■ To do ■
All lines in the data bearing the string "plain" should be identified and copied.
>> Begin
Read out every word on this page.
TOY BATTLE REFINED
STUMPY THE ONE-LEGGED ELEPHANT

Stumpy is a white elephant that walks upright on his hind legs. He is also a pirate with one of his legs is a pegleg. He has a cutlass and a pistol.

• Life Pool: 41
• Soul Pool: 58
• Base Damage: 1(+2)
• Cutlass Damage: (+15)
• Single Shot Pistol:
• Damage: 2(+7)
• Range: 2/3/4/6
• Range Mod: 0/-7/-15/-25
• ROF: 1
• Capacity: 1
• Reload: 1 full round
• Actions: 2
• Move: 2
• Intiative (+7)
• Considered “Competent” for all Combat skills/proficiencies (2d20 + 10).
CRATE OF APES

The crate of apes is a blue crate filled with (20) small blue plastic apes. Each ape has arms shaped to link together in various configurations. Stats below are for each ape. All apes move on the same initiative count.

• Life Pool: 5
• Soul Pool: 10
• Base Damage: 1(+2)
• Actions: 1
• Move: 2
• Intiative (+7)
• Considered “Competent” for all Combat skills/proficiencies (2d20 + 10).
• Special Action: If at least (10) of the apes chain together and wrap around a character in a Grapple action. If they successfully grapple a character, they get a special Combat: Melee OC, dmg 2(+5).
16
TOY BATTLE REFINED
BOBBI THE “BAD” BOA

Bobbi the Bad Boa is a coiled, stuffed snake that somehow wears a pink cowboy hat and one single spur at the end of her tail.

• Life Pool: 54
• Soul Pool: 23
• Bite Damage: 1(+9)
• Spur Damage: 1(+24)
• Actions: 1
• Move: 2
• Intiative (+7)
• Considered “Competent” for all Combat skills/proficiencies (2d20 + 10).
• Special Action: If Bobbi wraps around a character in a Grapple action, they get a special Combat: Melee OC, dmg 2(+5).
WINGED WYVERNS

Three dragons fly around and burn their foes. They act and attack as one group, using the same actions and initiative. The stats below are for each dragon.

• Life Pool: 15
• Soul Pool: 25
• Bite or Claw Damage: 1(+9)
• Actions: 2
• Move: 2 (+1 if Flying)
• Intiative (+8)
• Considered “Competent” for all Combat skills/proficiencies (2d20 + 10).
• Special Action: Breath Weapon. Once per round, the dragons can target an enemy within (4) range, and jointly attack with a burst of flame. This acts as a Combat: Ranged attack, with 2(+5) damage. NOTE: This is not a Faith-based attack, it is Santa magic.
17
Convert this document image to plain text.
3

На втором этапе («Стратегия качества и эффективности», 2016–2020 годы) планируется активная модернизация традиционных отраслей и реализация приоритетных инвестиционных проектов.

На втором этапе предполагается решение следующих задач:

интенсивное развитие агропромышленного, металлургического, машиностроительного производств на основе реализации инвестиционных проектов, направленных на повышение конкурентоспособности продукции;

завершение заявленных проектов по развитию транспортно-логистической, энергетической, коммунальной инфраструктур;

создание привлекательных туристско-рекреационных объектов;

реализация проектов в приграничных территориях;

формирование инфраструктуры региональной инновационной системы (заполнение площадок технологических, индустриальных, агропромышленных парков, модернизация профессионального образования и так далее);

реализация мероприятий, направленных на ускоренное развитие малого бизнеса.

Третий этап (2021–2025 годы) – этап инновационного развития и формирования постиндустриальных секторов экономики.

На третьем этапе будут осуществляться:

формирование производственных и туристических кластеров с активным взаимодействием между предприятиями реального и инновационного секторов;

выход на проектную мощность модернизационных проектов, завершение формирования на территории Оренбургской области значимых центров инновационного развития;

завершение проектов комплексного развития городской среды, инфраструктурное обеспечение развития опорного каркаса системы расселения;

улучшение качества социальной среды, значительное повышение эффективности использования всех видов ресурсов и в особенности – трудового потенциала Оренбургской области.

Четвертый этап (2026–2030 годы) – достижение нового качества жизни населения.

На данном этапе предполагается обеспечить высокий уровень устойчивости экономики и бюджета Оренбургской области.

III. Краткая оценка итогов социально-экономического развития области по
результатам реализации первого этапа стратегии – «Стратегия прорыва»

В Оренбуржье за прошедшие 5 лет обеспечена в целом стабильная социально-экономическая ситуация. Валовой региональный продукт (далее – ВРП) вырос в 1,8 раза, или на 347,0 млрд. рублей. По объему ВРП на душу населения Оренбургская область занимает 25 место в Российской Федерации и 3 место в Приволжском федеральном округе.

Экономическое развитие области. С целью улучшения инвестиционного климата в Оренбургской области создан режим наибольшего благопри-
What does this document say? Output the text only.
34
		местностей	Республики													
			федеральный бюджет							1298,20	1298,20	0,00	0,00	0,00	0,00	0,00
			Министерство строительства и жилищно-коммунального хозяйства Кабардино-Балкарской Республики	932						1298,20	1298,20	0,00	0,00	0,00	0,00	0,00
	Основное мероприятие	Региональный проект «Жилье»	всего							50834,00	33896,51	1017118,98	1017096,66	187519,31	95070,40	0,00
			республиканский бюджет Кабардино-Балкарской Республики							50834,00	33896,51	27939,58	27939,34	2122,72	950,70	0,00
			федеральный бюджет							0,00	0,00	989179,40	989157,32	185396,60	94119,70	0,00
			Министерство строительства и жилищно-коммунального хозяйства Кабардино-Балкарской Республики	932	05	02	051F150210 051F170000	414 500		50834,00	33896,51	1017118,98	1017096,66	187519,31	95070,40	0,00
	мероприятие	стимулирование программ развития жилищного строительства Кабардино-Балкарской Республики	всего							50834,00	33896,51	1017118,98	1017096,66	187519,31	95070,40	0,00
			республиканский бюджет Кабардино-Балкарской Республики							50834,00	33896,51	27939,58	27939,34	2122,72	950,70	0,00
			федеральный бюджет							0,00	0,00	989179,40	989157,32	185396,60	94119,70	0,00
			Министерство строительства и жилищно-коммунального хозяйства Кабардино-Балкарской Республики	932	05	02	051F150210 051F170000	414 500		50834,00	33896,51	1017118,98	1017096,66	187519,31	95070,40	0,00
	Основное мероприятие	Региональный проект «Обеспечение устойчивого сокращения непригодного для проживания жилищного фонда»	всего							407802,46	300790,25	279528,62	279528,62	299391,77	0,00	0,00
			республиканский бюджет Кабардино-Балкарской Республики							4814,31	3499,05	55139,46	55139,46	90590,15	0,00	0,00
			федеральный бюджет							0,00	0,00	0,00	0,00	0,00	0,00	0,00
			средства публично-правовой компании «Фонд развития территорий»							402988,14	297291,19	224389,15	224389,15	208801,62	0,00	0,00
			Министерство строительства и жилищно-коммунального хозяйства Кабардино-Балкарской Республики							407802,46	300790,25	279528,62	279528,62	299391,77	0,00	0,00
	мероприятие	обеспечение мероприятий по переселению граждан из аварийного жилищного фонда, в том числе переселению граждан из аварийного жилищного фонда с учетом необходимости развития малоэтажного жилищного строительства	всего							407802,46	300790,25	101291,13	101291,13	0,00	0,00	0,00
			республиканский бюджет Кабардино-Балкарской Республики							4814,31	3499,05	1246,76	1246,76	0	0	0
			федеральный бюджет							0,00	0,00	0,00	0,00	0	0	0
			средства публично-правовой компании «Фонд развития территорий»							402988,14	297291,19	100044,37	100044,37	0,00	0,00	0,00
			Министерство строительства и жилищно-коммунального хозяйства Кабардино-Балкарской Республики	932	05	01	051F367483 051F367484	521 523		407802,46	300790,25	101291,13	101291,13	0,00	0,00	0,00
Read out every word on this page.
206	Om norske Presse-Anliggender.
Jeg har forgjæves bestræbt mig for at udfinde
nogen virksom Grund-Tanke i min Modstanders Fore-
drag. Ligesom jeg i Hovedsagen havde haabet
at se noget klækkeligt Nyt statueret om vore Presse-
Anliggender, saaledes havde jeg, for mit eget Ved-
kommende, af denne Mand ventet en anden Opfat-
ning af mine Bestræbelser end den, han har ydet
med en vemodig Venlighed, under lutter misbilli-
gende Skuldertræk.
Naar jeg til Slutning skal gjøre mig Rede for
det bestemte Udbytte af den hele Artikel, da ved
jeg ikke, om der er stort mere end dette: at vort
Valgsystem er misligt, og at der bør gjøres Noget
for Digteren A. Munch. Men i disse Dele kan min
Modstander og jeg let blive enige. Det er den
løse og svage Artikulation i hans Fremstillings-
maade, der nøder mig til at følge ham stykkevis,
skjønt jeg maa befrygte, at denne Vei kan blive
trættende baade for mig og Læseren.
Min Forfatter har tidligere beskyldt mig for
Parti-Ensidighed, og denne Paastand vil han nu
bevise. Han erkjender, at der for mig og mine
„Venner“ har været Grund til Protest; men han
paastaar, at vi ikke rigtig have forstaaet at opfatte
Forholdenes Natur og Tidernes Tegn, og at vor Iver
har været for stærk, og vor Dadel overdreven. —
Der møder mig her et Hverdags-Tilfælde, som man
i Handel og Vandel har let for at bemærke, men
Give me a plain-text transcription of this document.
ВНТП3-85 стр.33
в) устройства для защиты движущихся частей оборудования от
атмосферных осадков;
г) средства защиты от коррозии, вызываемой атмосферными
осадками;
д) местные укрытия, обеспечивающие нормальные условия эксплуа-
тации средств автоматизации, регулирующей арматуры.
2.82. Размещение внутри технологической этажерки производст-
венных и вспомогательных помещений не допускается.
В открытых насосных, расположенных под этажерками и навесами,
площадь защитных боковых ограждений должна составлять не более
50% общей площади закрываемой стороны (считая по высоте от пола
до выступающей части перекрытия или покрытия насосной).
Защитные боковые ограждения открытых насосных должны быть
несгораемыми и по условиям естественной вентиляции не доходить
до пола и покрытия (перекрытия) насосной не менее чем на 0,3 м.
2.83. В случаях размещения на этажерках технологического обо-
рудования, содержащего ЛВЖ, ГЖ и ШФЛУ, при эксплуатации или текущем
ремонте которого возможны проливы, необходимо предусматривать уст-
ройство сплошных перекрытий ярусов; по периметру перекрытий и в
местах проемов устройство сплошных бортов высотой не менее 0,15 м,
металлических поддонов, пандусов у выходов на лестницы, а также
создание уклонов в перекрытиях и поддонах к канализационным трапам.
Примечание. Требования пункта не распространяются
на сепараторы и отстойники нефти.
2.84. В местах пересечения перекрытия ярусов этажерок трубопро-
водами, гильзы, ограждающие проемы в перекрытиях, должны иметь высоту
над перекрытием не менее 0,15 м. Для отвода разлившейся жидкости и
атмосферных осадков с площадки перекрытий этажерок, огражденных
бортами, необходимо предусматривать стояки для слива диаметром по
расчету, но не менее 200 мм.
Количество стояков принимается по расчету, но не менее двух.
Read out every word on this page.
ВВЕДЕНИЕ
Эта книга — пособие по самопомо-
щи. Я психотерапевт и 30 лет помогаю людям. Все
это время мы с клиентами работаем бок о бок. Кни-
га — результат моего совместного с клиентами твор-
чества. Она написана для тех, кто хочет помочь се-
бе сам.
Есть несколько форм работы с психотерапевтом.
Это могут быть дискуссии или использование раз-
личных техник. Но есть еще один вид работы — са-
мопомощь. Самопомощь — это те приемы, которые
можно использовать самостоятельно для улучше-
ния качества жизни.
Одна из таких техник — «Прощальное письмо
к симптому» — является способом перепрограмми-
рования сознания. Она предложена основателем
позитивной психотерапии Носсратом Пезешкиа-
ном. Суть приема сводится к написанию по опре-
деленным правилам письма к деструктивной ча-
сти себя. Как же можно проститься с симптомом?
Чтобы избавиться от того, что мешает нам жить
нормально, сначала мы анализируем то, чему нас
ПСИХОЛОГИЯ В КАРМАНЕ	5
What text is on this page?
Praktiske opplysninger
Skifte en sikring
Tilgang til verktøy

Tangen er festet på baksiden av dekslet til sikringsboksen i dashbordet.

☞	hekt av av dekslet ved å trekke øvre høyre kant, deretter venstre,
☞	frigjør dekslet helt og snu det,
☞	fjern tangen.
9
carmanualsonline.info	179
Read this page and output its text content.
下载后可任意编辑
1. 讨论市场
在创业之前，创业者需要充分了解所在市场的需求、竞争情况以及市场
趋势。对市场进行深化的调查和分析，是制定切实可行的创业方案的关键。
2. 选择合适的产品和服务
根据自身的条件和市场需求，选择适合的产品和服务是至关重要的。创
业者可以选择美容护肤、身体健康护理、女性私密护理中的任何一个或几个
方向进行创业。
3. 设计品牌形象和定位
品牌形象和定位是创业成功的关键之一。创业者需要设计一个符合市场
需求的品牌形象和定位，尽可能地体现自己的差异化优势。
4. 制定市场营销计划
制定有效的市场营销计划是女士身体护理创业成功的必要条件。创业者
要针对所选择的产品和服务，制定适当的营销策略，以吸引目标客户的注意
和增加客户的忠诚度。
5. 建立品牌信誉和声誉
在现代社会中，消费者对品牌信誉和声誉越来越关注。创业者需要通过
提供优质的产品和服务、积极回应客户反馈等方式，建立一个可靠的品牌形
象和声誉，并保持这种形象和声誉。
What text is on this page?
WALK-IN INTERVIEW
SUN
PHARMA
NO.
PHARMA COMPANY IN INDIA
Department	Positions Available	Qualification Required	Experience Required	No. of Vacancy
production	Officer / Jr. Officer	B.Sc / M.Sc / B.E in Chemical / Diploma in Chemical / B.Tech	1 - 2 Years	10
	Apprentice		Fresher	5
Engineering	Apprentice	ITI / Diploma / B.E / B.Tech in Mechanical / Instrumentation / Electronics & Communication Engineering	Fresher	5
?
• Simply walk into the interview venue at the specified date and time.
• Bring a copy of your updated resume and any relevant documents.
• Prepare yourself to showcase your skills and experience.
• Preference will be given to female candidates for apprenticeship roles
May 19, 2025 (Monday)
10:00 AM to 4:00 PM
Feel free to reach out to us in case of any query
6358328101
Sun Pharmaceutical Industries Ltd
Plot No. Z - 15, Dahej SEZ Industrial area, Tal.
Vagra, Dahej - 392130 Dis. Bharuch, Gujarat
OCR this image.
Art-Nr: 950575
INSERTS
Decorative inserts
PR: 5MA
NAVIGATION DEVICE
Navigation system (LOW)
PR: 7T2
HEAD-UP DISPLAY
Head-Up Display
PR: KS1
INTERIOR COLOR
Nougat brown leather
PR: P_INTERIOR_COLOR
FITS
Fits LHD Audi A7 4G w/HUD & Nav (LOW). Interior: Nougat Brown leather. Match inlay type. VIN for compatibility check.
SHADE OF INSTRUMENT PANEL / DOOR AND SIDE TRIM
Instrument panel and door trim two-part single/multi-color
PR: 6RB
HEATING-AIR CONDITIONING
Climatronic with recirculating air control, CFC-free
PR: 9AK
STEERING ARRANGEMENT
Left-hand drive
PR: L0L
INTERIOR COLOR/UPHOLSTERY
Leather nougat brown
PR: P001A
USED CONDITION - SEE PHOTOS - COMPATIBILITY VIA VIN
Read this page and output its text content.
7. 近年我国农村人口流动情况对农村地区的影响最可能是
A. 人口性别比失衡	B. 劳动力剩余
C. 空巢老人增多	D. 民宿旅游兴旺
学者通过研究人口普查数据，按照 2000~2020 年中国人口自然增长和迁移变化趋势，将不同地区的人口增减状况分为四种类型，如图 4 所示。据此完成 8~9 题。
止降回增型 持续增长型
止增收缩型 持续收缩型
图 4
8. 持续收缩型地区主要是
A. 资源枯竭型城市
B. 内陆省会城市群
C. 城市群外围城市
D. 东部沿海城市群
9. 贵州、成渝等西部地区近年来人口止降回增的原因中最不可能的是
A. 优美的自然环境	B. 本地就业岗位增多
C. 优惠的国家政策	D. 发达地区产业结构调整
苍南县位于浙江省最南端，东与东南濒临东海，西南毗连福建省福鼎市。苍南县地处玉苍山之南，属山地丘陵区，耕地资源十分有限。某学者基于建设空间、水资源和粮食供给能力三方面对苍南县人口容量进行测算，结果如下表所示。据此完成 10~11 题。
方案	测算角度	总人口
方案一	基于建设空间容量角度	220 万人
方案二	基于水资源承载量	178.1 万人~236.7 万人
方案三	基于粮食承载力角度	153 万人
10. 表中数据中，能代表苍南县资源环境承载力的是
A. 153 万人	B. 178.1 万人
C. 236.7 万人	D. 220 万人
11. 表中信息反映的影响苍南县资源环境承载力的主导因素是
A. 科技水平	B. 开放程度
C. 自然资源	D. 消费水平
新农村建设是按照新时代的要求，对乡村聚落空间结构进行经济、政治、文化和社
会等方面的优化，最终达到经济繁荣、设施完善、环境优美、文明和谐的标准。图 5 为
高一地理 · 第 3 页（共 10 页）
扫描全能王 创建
>> End
■ Solution to this task ■
Convert this document image to plain text.
Give me a plain-text transcription of this document.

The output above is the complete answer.